> TASK INSTRUCTIONS
1 – Answer these questions using the correlation and driver analysis prompt.
(a) Which correlation method does it pair with monotonic relationships?
(b) What must be reported alongside the coefficients?
(c) How should a check for Simpson's paradox be done?
2 – In one to three sentences, explain why the correlation and driver analysis prompt calls for both Pearson and Spearman correlations.
3 – From the correlation and driver analysis prompt, copy the stretch from "Data Analysis &" through "[GRAIN]. Engine/env: [ENVIRONMENT].".

Data Analysis & SQL5.0 · 0 ratings

Correlation And Driver Analysis On A Table

Plans a sound correlation/driver analysis, computes it in SQL or pandas, and guards against spurious conclusions.

Role-BasedChain-of-ThoughtSelf-Critique

Prompt

ROLE: You are a quantitative analyst examining what drives [TARGET_METRIC].

CONTEXT: Dataset [DATASET] with candidate driver columns [CANDIDATE_FEATURES] and target [TARGET_METRIC]. Tooling: [SQL / pandas]. Grain: [GRAIN]. Engine/env: [ENVIRONMENT].

TASK:
1. State the analytical question and whether you are after association (correlation) or estimated effect (regression), and why each candidate is plausible.
2. Compute pairwise correlations (Pearson for linear, Spearman for monotonic) between each driver and the target, with sample sizes.
3. Provide the code ([SQL] using CORR()/aggregates or [pandas] with .corr()) to produce a ranked driver table.
4. Caution against common traps: confounding, reverse causality, Simpson's paradox, multicollinearity among drivers, and outlier-driven correlations -- and suggest a check for each.
5. Recommend the next step (controlled regression, segmentation, or an experiment) to move from correlation toward cause.

OUTPUT FORMAT: Question framing -> Ranked driver/correlation table -> Code -> Trap checks -> Recommended next step.

CONSTRAINTS: Report sample sizes alongside coefficients; ignore correlations on tiny n. Never claim causation from correlation. Check for Simpson's paradox by re-running within key segments. Note when a non-linear relationship makes Pearson misleading.

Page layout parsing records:
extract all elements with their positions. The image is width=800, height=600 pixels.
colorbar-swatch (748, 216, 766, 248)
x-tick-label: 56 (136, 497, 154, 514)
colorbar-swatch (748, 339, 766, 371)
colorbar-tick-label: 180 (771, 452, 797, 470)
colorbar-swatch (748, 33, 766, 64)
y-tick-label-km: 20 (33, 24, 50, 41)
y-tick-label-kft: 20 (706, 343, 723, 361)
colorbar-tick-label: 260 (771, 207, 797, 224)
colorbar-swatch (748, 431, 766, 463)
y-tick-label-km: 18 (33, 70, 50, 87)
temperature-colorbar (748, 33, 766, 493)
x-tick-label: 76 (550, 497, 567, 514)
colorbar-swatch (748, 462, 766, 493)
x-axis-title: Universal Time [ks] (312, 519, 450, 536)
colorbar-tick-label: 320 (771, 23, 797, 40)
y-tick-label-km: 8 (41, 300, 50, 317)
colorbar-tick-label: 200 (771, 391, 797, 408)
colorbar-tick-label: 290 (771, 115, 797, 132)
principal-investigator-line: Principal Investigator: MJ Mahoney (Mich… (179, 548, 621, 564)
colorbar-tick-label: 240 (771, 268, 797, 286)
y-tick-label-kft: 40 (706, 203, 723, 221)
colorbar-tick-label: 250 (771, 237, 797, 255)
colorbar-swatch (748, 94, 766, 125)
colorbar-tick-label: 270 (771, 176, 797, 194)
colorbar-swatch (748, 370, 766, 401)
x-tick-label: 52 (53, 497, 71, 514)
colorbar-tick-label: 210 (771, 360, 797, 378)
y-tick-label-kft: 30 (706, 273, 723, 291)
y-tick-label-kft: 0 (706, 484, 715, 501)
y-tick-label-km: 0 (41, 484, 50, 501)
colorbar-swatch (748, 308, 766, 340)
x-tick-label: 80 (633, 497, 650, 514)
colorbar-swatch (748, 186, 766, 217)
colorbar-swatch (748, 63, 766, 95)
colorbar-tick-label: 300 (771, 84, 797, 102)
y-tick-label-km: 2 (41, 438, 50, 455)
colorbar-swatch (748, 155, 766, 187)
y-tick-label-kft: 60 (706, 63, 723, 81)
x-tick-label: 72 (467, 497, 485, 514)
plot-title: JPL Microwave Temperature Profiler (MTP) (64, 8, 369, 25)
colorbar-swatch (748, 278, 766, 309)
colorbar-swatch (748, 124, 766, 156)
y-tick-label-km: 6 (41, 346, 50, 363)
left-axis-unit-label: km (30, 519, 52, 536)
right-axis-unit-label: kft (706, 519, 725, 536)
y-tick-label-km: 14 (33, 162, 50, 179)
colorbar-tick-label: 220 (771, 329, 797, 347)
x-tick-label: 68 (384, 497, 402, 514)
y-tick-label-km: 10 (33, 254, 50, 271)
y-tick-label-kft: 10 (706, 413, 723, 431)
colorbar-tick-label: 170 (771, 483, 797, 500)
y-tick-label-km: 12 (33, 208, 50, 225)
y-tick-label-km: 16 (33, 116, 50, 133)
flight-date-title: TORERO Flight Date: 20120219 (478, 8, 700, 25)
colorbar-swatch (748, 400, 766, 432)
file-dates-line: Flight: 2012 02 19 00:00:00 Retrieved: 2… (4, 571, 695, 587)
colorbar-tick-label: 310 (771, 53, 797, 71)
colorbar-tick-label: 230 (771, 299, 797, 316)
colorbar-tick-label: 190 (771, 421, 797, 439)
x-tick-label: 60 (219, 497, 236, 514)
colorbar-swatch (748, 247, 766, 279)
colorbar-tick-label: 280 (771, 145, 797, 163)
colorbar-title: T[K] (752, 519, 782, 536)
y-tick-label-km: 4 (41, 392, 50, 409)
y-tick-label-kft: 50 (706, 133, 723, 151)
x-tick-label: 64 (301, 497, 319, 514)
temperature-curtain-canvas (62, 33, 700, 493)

> TASK RESULTS
1 –
(a) Spearman.
(b) Sample sizes.
(c) By re-running the analysis within key segments.

2 – The prompt uses Pearson for linear relationships and Spearman for monotonic ones. It also warns that a non-linear relationship can make Pearson misleading.

3 –
Data Analysis & SQL5.0 · 0 ratings

Correlation And Driver Analysis On A Table

Plans a sound correlation/driver analysis, computes it in SQL or pandas, and guards against spurious conclusions.

Role-BasedChain-of-ThoughtSelf-Critique

Prompt

ROLE: You are a quantitative analyst examining what drives [TARGET_METRIC].

CONTEXT: Dataset [DATASET] with candidate driver columns [CANDIDATE_FEATURES] and target [TARGET_METRIC]. Tooling: [SQL / pandas]. Grain: [GRAIN]. Engine/env: [ENVIRONMENT].